### GIVEN REQUEST
Only lines holding the string "value" are wanted; copy each one from the material.

### DATASET
---*---

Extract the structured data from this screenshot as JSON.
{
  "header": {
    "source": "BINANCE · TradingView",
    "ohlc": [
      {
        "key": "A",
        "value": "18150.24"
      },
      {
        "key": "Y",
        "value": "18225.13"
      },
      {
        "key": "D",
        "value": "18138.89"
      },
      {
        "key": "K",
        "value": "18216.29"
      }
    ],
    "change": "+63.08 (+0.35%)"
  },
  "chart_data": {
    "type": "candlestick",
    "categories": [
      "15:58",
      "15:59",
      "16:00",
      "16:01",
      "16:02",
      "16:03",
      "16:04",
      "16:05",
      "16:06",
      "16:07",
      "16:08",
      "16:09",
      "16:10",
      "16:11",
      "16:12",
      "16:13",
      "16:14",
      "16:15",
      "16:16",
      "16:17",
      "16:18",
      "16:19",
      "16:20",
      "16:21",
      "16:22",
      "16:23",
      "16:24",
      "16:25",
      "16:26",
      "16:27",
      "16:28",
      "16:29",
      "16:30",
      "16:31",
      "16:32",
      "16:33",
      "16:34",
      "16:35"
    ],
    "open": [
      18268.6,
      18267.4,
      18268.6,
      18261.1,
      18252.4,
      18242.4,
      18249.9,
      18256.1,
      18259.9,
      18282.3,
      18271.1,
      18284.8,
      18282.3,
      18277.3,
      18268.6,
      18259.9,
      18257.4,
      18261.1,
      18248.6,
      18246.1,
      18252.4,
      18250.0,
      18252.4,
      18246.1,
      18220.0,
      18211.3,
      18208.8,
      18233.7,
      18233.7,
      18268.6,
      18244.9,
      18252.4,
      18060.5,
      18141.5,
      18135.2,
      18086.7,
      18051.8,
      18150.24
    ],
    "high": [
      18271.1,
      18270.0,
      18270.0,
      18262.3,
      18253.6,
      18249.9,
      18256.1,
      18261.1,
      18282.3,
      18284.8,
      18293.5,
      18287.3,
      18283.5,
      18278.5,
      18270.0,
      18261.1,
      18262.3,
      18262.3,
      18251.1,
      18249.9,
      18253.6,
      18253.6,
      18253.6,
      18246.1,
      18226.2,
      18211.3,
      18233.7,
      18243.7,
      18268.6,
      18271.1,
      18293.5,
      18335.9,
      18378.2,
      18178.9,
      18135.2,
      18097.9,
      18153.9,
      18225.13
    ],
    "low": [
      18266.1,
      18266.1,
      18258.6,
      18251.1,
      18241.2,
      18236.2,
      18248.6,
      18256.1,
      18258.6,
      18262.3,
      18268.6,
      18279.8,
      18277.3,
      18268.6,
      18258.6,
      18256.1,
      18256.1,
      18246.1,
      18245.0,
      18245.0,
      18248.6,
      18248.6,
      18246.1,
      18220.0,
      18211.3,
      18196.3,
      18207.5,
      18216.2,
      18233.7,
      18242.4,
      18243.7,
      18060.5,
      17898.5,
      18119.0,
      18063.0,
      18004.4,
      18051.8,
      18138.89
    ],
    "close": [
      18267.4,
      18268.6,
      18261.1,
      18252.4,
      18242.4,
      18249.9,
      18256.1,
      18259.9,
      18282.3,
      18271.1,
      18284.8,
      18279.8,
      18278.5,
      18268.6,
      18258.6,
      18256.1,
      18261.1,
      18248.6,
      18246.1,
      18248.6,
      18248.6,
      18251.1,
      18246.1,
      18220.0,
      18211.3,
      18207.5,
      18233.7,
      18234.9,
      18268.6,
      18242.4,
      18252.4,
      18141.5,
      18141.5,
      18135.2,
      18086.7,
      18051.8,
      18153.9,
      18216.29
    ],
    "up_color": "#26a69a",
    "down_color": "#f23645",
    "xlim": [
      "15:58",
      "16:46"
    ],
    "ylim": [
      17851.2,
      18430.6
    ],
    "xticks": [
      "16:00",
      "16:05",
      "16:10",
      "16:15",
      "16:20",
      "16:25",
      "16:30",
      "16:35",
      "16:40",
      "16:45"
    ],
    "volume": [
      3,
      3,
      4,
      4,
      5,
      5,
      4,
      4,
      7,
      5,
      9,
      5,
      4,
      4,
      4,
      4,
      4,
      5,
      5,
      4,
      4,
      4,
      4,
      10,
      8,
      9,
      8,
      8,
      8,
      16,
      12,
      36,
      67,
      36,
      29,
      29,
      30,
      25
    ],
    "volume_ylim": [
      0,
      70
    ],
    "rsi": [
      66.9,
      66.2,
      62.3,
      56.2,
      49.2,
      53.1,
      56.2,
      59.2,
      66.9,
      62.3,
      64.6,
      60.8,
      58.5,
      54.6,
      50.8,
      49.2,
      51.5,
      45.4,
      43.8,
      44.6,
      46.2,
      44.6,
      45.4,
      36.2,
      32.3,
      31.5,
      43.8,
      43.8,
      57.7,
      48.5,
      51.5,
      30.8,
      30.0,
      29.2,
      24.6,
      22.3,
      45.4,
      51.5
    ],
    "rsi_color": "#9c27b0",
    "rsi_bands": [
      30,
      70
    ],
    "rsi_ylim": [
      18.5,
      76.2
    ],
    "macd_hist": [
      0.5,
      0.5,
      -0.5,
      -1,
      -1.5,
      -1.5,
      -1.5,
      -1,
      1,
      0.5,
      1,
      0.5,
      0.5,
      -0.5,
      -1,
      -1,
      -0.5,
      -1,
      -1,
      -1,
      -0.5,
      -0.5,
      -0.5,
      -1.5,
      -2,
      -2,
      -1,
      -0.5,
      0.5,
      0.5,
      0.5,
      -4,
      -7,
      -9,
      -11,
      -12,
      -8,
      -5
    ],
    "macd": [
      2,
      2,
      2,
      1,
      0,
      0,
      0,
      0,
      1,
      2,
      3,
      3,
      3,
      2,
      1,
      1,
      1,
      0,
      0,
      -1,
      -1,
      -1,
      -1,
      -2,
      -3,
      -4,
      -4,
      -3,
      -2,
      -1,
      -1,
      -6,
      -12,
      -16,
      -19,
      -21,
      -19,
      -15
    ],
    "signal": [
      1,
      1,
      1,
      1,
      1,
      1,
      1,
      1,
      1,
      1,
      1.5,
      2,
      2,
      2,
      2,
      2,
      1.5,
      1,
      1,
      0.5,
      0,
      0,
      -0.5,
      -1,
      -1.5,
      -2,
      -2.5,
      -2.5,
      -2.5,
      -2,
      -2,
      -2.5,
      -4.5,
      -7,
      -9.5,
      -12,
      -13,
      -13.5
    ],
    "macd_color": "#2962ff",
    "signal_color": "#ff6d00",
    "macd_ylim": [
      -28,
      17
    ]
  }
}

---*---

### ANSWER
        "value": "18150.24"
        "value": "18225.13"
        "value": "18138.89"
        "value": "18216.29"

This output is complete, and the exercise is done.